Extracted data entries
————————

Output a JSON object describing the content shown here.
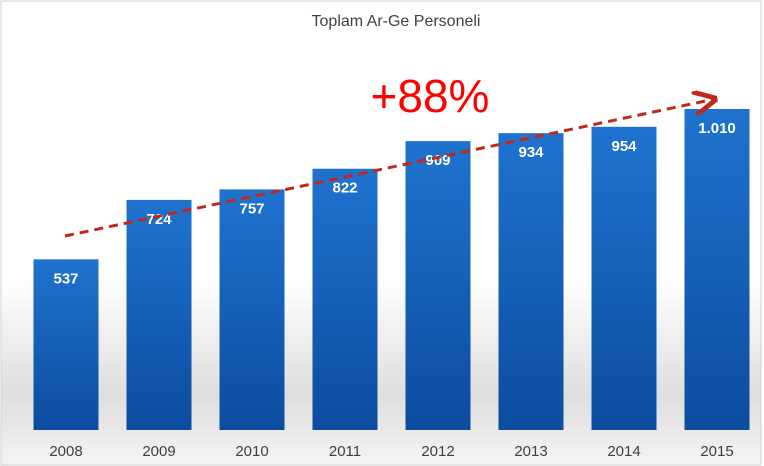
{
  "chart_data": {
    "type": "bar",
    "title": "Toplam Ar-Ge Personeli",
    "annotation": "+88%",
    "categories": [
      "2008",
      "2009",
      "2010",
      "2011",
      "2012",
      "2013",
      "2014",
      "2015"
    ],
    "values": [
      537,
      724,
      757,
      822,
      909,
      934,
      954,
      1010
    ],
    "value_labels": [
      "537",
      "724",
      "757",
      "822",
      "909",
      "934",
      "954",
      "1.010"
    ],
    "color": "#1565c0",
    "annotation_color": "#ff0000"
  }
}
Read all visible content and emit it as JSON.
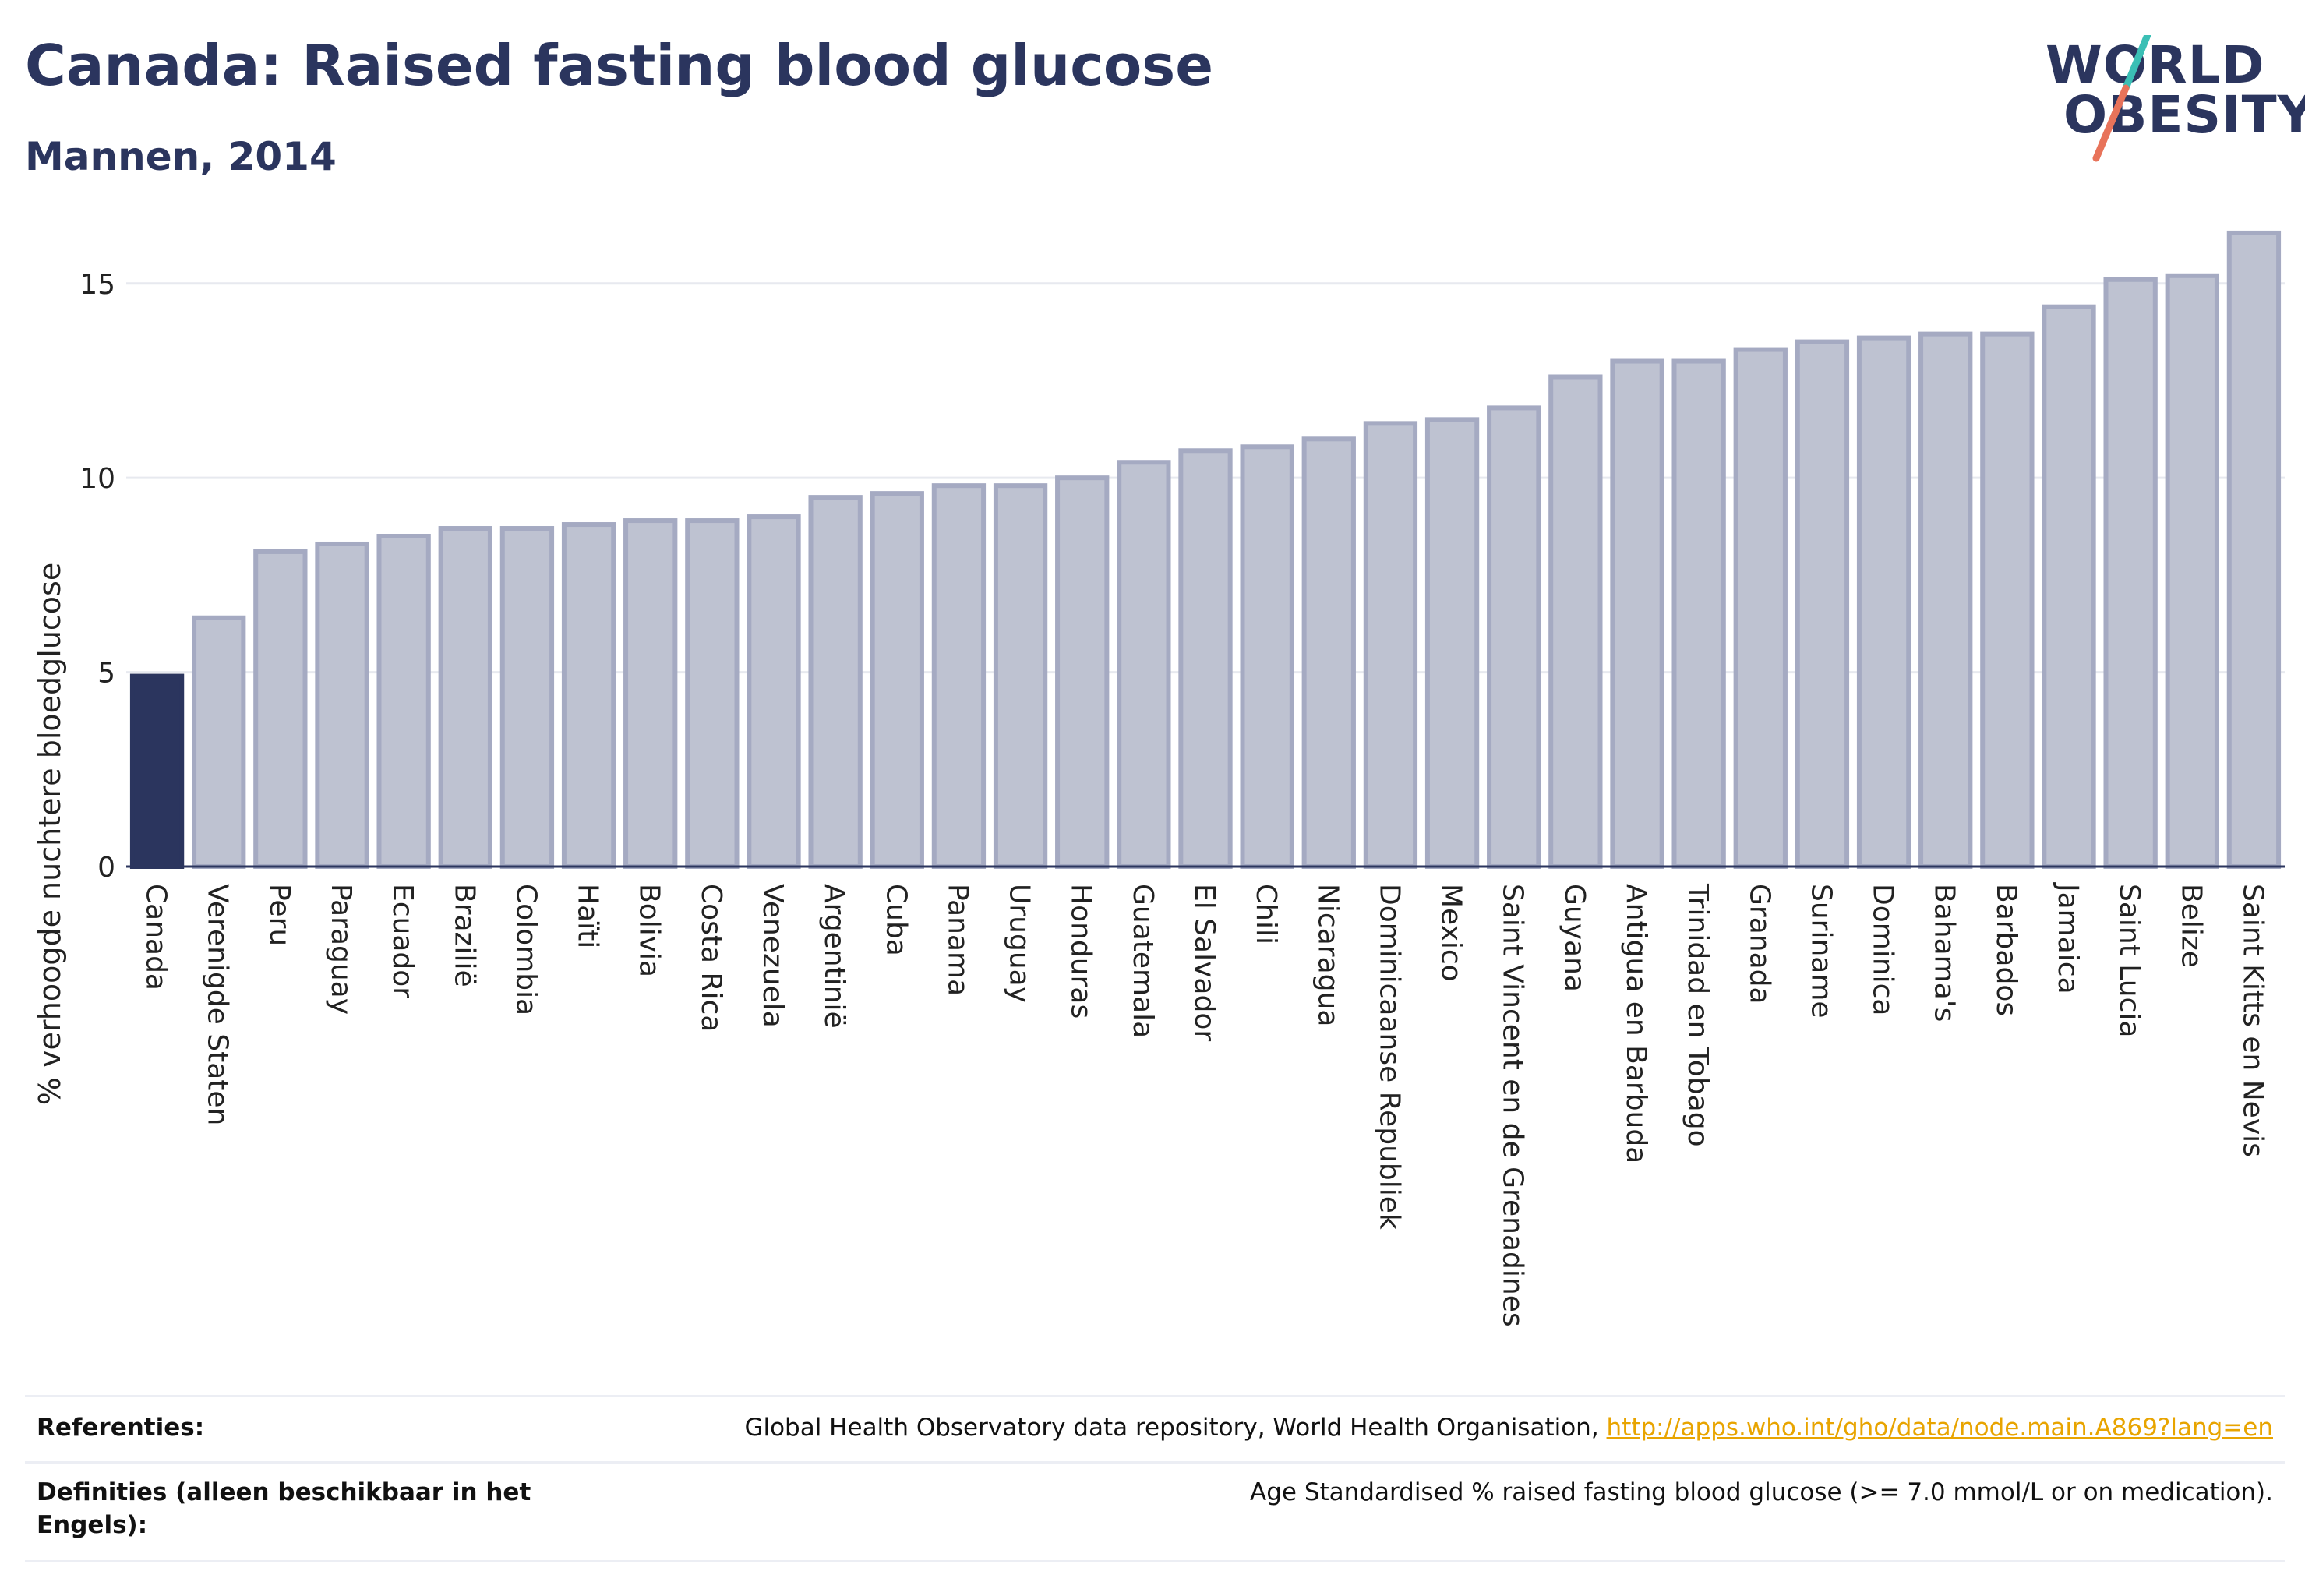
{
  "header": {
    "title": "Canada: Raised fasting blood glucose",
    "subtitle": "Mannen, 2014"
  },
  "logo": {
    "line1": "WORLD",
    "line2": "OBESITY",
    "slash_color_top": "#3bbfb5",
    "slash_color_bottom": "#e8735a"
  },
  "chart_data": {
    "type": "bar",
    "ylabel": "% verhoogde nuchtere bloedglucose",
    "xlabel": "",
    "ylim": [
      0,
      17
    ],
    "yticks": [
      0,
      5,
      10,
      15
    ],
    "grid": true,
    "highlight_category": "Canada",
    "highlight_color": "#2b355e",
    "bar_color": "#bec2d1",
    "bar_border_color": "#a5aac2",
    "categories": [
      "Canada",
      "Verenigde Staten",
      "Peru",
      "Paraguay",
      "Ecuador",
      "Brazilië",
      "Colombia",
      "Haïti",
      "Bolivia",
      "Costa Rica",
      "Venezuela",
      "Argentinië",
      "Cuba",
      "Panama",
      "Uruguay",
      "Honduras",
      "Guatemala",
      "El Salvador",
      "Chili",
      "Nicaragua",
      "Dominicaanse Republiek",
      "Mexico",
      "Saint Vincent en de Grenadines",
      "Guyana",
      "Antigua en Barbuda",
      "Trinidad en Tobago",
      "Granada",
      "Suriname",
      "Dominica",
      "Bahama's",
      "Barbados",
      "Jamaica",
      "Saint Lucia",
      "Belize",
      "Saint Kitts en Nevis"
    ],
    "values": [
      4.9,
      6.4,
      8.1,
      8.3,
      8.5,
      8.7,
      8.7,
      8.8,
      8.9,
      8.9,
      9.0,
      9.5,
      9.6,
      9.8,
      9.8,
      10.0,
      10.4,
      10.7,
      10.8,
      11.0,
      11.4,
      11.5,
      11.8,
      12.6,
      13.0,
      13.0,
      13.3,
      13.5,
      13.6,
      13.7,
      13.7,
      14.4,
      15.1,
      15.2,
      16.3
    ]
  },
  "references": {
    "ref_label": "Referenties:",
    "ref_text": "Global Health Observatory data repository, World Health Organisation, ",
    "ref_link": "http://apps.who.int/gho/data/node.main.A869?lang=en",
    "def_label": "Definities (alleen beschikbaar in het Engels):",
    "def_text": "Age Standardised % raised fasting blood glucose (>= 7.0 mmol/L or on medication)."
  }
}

————————

EXERCISE OBJECTIVE
Transcribe the records verbatim and omit the images.

THE OUTPUT
Output a JSON object describing the content shown here.
{
  "chart_data": {
    "type": "bar",
    "title": "Toplam Ar-Ge Personeli",
    "annotation": "+88%",
    "categories": [
      "2008",
      "2009",
      "2010",
      "2011",
      "2012",
      "2013",
      "2014",
      "2015"
    ],
    "values": [
      537,
      724,
      757,
      822,
      909,
      934,
      954,
      1010
    ],
    "value_labels": [
      "537",
      "724",
      "757",
      "822",
      "909",
      "934",
      "954",
      "1.010"
    ],
    "color": "#1565c0",
    "annotation_color": "#ff0000"
  }
}
Read all visible content and emit it as JSON.
{
  "header": {
    "title": "Canada: Raised fasting blood glucose",
    "subtitle": "Mannen, 2014"
  },
  "logo": {
    "line1": "WORLD",
    "line2": "OBESITY",
    "slash_color_top": "#3bbfb5",
    "slash_color_bottom": "#e8735a"
  },
  "chart_data": {
    "type": "bar",
    "ylabel": "% verhoogde nuchtere bloedglucose",
    "xlabel": "",
    "ylim": [
      0,
      17
    ],
    "yticks": [
      0,
      5,
      10,
      15
    ],
    "grid": true,
    "highlight_category": "Canada",
    "highlight_color": "#2b355e",
    "bar_color": "#bec2d1",
    "bar_border_color": "#a5aac2",
    "categories": [
      "Canada",
      "Verenigde Staten",
      "Peru",
      "Paraguay",
      "Ecuador",
      "Brazilië",
      "Colombia",
      "Haïti",
      "Bolivia",
      "Costa Rica",
      "Venezuela",
      "Argentinië",
      "Cuba",
      "Panama",
      "Uruguay",
      "Honduras",
      "Guatemala",
      "El Salvador",
      "Chili",
      "Nicaragua",
      "Dominicaanse Republiek",
      "Mexico",
      "Saint Vincent en de Grenadines",
      "Guyana",
      "Antigua en Barbuda",
      "Trinidad en Tobago",
      "Granada",
      "Suriname",
      "Dominica",
      "Bahama's",
      "Barbados",
      "Jamaica",
      "Saint Lucia",
      "Belize",
      "Saint Kitts en Nevis"
    ],
    "values": [
      4.9,
      6.4,
      8.1,
      8.3,
      8.5,
      8.7,
      8.7,
      8.8,
      8.9,
      8.9,
      9.0,
      9.5,
      9.6,
      9.8,
      9.8,
      10.0,
      10.4,
      10.7,
      10.8,
      11.0,
      11.4,
      11.5,
      11.8,
      12.6,
      13.0,
      13.0,
      13.3,
      13.5,
      13.6,
      13.7,
      13.7,
      14.4,
      15.1,
      15.2,
      16.3
    ]
  },
  "references": {
    "ref_label": "Referenties:",
    "ref_text": "Global Health Observatory data repository, World Health Organisation, ",
    "ref_link": "http://apps.who.int/gho/data/node.main.A869?lang=en",
    "def_label": "Definities (alleen beschikbaar in het Engels):",
    "def_text": "Age Standardised % raised fasting blood glucose (>= 7.0 mmol/L or on medication)."
  }
}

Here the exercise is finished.